* [Written problem] Reproduce the material below, changing every "Benzenoids" to "Benzene derivatives" and leaving everything else untouched.

* [The records]
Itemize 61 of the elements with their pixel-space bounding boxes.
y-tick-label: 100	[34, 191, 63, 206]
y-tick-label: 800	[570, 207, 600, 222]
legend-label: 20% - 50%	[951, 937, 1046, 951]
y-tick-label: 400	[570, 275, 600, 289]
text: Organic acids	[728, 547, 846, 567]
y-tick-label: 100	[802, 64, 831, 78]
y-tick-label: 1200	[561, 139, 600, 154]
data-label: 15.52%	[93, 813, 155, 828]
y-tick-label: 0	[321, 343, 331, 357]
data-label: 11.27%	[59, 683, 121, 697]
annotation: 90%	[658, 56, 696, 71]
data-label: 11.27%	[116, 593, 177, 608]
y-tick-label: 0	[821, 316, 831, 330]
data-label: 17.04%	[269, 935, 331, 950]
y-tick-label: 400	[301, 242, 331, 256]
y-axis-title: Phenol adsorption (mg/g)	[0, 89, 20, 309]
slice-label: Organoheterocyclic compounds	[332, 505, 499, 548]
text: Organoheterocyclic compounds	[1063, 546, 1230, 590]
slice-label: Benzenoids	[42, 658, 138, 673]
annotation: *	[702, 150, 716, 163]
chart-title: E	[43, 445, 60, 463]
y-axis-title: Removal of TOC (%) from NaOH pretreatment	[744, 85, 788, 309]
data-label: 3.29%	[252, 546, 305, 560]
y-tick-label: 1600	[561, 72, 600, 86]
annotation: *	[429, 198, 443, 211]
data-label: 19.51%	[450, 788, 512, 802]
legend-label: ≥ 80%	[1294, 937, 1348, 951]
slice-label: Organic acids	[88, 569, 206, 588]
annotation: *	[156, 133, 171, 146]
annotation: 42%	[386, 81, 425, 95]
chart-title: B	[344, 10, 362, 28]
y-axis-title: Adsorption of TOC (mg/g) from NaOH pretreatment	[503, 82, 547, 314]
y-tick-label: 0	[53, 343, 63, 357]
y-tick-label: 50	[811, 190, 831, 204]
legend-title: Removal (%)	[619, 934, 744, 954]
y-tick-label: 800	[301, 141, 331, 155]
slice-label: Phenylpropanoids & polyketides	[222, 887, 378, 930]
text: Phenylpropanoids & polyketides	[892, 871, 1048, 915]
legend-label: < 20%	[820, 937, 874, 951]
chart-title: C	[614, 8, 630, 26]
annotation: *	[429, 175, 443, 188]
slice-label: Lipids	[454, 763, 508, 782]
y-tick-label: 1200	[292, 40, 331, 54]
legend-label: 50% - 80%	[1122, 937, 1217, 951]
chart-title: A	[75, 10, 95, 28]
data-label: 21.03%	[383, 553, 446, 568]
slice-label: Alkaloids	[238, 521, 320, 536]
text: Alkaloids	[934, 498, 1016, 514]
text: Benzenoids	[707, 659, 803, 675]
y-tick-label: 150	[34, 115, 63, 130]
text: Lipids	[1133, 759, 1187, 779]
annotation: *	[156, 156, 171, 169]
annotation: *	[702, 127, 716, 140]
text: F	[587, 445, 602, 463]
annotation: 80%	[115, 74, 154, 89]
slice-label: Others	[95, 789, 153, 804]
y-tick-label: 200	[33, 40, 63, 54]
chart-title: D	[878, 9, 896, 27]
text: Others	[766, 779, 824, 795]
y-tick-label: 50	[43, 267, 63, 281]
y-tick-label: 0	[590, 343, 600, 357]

* [Exercise solution]
Itemize 61 of the elements with their pixel-space bounding boxes.
y-tick-label: 100	[34, 191, 63, 206]
y-tick-label: 800	[570, 207, 600, 222]
legend-label: 20% - 50%	[951, 937, 1046, 951]
y-tick-label: 400	[570, 275, 600, 289]
text: Organic acids	[728, 547, 846, 567]
y-tick-label: 100	[802, 64, 831, 78]
y-tick-label: 1200	[561, 139, 600, 154]
data-label: 15.52%	[93, 813, 155, 828]
y-tick-label: 0	[321, 343, 331, 357]
data-label: 11.27%	[59, 683, 121, 697]
annotation: 90%	[658, 56, 696, 71]
data-label: 11.27%	[116, 593, 177, 608]
y-tick-label: 0	[821, 316, 831, 330]
data-label: 17.04%	[269, 935, 331, 950]
y-tick-label: 400	[301, 242, 331, 256]
y-axis-title: Phenol adsorption (mg/g)	[0, 89, 20, 309]
slice-label: Organoheterocyclic compounds	[332, 505, 499, 548]
text: Organoheterocyclic compounds	[1063, 546, 1230, 590]
slice-label: Benzene derivatives	[42, 658, 138, 673]
annotation: *	[702, 150, 716, 163]
chart-title: E	[43, 445, 60, 463]
y-axis-title: Removal of TOC (%) from NaOH pretreatment	[744, 85, 788, 309]
data-label: 3.29%	[252, 546, 305, 560]
y-tick-label: 1600	[561, 72, 600, 86]
annotation: *	[429, 198, 443, 211]
data-label: 19.51%	[450, 788, 512, 802]
legend-label: ≥ 80%	[1294, 937, 1348, 951]
slice-label: Organic acids	[88, 569, 206, 588]
annotation: *	[156, 133, 171, 146]
annotation: 42%	[386, 81, 425, 95]
chart-title: B	[344, 10, 362, 28]
y-axis-title: Adsorption of TOC (mg/g) from NaOH pretreatment	[503, 82, 547, 314]
y-tick-label: 0	[53, 343, 63, 357]
y-tick-label: 50	[811, 190, 831, 204]
legend-title: Removal (%)	[619, 934, 744, 954]
y-tick-label: 800	[301, 141, 331, 155]
slice-label: Phenylpropanoids & polyketides	[222, 887, 378, 930]
text: Phenylpropanoids & polyketides	[892, 871, 1048, 915]
legend-label: < 20%	[820, 937, 874, 951]
chart-title: C	[614, 8, 630, 26]
annotation: *	[429, 175, 443, 188]
slice-label: Lipids	[454, 763, 508, 782]
y-tick-label: 1200	[292, 40, 331, 54]
legend-label: 50% - 80%	[1122, 937, 1217, 951]
chart-title: A	[75, 10, 95, 28]
data-label: 21.03%	[383, 553, 446, 568]
slice-label: Alkaloids	[238, 521, 320, 536]
text: Alkaloids	[934, 498, 1016, 514]
text: Benzene derivatives	[707, 659, 803, 675]
y-tick-label: 150	[34, 115, 63, 130]
text: Lipids	[1133, 759, 1187, 779]
annotation: *	[156, 156, 171, 169]
annotation: *	[702, 127, 716, 140]
text: F	[587, 445, 602, 463]
annotation: 80%	[115, 74, 154, 89]
slice-label: Others	[95, 789, 153, 804]
y-tick-label: 200	[33, 40, 63, 54]
chart-title: D	[878, 9, 896, 27]
text: Others	[766, 779, 824, 795]
y-tick-label: 50	[43, 267, 63, 281]
y-tick-label: 0	[590, 343, 600, 357]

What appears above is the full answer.